Collect each line of the entries that holds the string "known".

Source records
>>>>>
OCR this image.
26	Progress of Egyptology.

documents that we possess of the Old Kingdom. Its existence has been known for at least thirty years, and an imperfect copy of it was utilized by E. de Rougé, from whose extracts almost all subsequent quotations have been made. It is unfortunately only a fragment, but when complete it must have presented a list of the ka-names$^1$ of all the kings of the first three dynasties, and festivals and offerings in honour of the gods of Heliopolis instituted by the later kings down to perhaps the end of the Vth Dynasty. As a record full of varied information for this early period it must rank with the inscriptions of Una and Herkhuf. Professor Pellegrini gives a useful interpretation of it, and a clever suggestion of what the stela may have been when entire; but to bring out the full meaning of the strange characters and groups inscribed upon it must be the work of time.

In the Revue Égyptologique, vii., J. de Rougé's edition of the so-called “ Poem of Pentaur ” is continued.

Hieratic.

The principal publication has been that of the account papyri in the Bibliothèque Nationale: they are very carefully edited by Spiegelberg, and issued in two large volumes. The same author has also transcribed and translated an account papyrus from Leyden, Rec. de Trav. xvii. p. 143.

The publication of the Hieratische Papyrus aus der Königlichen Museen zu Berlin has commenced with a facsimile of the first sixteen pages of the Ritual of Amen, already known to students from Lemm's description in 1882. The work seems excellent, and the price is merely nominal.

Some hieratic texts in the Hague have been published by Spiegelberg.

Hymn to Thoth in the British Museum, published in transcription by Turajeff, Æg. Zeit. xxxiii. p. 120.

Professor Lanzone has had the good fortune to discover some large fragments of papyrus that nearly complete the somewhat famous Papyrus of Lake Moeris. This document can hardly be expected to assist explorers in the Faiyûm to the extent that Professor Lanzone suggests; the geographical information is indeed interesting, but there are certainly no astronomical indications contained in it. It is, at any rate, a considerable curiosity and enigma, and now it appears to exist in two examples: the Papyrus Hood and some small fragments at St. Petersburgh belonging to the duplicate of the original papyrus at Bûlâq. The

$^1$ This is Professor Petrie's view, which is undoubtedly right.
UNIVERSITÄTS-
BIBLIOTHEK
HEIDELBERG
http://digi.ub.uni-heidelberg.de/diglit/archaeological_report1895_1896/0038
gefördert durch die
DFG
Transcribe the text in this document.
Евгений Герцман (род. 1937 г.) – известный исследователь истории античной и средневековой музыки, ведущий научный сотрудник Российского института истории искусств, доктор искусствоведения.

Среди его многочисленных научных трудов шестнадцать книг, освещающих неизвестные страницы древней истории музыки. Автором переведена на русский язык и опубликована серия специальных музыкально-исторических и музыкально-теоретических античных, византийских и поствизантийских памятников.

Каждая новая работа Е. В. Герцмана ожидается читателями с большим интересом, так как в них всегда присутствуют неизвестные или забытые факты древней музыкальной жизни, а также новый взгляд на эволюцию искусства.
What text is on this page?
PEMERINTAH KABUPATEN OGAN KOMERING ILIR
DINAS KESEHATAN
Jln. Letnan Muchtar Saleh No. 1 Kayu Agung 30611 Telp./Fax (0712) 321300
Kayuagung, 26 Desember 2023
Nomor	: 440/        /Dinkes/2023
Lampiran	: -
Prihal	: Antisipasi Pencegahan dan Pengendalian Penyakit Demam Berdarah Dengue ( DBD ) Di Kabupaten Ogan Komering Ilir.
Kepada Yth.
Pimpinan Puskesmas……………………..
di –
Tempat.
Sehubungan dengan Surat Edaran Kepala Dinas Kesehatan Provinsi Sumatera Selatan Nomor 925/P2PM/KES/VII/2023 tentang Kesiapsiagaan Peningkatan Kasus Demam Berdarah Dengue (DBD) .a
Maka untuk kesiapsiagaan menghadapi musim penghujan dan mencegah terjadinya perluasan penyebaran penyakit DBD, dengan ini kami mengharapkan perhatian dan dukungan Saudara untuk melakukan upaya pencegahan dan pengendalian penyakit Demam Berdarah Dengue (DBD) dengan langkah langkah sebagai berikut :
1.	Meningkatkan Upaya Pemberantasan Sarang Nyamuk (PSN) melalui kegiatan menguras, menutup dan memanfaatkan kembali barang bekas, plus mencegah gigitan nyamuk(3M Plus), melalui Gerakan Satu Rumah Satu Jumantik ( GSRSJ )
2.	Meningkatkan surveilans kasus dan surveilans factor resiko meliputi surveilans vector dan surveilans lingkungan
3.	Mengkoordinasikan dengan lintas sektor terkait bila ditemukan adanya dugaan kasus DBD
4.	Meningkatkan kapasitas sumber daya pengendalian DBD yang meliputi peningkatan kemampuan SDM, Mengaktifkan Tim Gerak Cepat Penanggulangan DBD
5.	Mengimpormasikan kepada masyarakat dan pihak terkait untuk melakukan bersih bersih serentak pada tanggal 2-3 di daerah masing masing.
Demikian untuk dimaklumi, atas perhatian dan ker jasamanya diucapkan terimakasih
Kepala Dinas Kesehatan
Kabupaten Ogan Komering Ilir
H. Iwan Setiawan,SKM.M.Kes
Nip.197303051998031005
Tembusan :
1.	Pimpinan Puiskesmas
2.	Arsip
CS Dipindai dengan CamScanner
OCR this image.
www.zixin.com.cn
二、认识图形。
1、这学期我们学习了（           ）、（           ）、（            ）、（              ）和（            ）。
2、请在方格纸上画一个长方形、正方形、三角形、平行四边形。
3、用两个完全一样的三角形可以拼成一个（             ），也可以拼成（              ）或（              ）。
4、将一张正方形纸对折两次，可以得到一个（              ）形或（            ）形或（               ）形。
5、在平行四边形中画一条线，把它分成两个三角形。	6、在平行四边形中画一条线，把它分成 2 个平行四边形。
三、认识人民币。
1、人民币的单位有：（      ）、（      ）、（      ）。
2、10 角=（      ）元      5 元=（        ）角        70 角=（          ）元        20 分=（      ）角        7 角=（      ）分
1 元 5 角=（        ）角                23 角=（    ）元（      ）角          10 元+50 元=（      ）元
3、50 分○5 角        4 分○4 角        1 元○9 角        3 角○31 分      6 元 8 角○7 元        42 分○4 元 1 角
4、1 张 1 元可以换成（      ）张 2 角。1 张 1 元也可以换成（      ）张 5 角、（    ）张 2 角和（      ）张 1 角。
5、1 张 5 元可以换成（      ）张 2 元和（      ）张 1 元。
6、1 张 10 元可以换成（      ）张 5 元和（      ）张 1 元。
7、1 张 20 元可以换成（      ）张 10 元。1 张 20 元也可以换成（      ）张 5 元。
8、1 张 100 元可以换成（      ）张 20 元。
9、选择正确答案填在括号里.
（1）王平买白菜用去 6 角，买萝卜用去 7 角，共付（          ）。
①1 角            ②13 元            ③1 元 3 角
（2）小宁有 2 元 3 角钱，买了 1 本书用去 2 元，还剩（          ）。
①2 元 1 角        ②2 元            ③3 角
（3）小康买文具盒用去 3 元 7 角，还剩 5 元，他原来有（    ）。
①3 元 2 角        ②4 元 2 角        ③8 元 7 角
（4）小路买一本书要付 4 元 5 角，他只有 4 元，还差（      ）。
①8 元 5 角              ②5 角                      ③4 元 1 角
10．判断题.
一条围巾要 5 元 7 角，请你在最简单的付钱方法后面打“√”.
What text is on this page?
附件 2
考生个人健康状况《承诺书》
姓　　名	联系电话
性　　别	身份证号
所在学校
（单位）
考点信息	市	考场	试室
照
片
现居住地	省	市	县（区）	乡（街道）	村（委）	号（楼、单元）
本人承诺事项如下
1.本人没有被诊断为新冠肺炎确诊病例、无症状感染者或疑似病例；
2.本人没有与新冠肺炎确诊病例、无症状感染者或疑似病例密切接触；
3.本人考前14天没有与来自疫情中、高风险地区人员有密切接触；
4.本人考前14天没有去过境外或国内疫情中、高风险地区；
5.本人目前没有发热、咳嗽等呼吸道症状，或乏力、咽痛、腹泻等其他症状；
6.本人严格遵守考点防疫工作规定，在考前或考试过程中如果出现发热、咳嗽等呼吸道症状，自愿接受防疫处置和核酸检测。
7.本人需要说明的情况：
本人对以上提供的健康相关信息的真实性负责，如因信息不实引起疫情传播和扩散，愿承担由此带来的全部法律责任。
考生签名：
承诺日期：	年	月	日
<<<<<
RESPONSE TO THE TASK:
documents that we possess of the Old Kingdom. Its existence has been known for at least thirty years, and an imperfect copy of it was utilized by E. de Rougé, from whose extracts almost all subsequent quotations have been made. It is unfortunately only a fragment, but when complete it must have presented a list of the ka-names$^1$ of all the kings of the first three dynasties, and festivals and offerings in honour of the gods of Heliopolis instituted by the later kings down to perhaps the end of the Vth Dynasty. As a record full of varied information for this early period it must rank with the inscriptions of Una and Herkhuf. Professor Pellegrini gives a useful interpretation of it, and a clever suggestion of what the stela may have been when entire; but to bring out the full meaning of the strange characters and groups inscribed upon it must be the work of time.
The publication of the Hieratische Papyrus aus der Königlichen Museen zu Berlin has commenced with a facsimile of the first sixteen pages of the Ritual of Amen, already known to students from Lemm's description in 1882. The work seems excellent, and the price is merely nominal.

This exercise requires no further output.